───── TEXTE DONNÉ
Placés de la sorte entre deux camps acharnés, les disciples de Saint-Simon auraient été fort mal venus à faire entendre une parole toute pacifique. Enseigner alors le dogme du maître, prêcher l’autorité à une époque où l’on abusait de l’autorité, parler d’un christianisme nouveau à des populations que fatiguaient les prêtres, déployer le drapeau d’un schisme en face des susceptibilités orthodoxes du moment, c’eût été se vouer à une prédication stérile et dangereuse. Le Producteur tourna l’écueil. Il réserva pour des temps meilleurs la doctrine sociale et religieuse, et ne s’occupa que du développement industriel et scientifique de l’humanité, d’après la théorie de Saint-Simon. Des plumes vigoureuses et exercées, des talens pleins de jeunesse et de verve, des hommes d’élite, parmi lesquels nous ne citerons que M. Carrel, restèrent alors associés, pour la rédaction de la feuille, au petit noyau des saints-simoniens primitifs ; et le succès qu’elle obtint parmi les esprits sérieux, résulta en grande partie de ce concours d’intelligences élevées.
──────────
→ **CONSIGNE DONNÉE 1**: Dans le texte donné sur les disciples de Saint-Simon, pour quelle raison Le Producteur a-t-il mis de côté la doctrine sociale et religieuse du maître ? Répondez en une à trois phrases.
→ **CONSIGNE DONNÉE 2**: Prolongez le texte donné sur les disciples de Saint-Simon et leur feuille Le Producteur à partir de sa dernière phrase, dans le même style.
───── DONNÉES FOURNIES
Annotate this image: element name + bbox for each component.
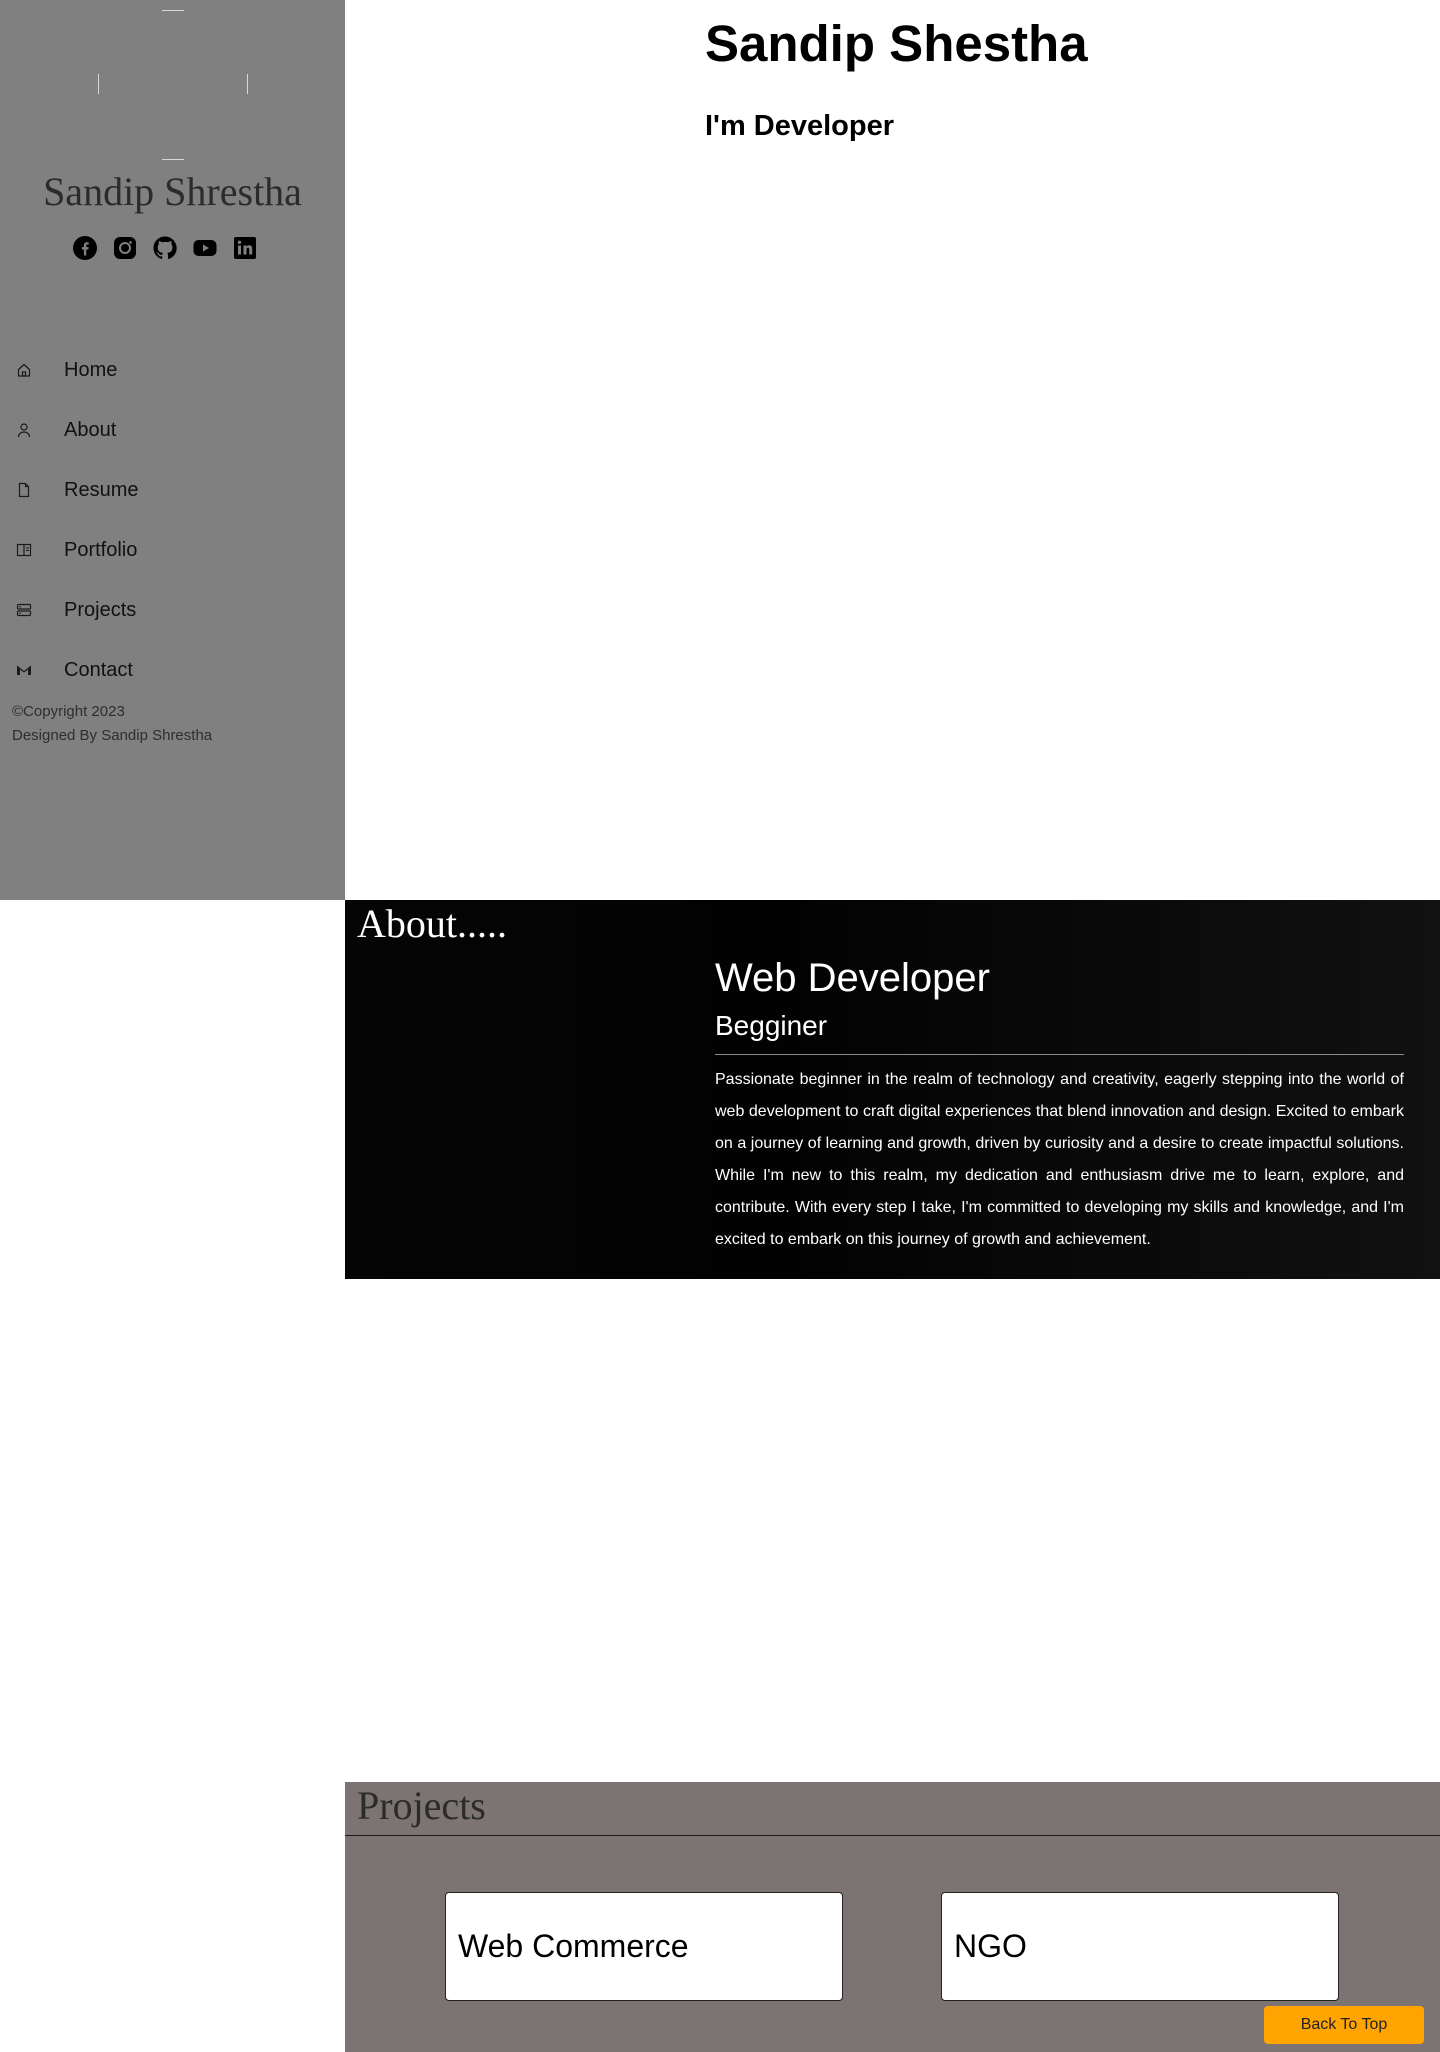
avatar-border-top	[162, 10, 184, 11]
──────────
→ **RÉSULTAT DE L'EXERCICE 1**: Placés entre deux camps acharnés, les disciples n'auraient pas été écoutés s'ils avaient tenu un discours pacifique. Prêcher l'autorité quand on en abusait, annoncer un christianisme nouveau à des populations lassées des prêtres et afficher un schisme face aux susceptibilités orthodoxes, c'eût été se vouer à une prédication stérile et dangereuse. Le journal a donc réservé cette doctrine pour des temps meilleurs et s'en est tenu au développement industriel et scientifique de l'humanité.

→ **RÉSULTAT DE L'EXERCICE 2**:
Bientôt pourtant, un changement survenu dans le format et dans le mode de publicité ramena le Producteur à son unité originaire. De journal hebdomadaire il devint recueil mensuel. Ceux qui l’avaient fondé, puis transformé, le soutinrent pendant quelque temps encore, après quoi il s’éclipsa un beau jour, faute de 5,000 francs annuels pour le continuer. Les apôtres n’étaient pas opulens, et les mains qui jusque-là avaient fait les avances, étaient lasses de donner. Le Producteur mourut.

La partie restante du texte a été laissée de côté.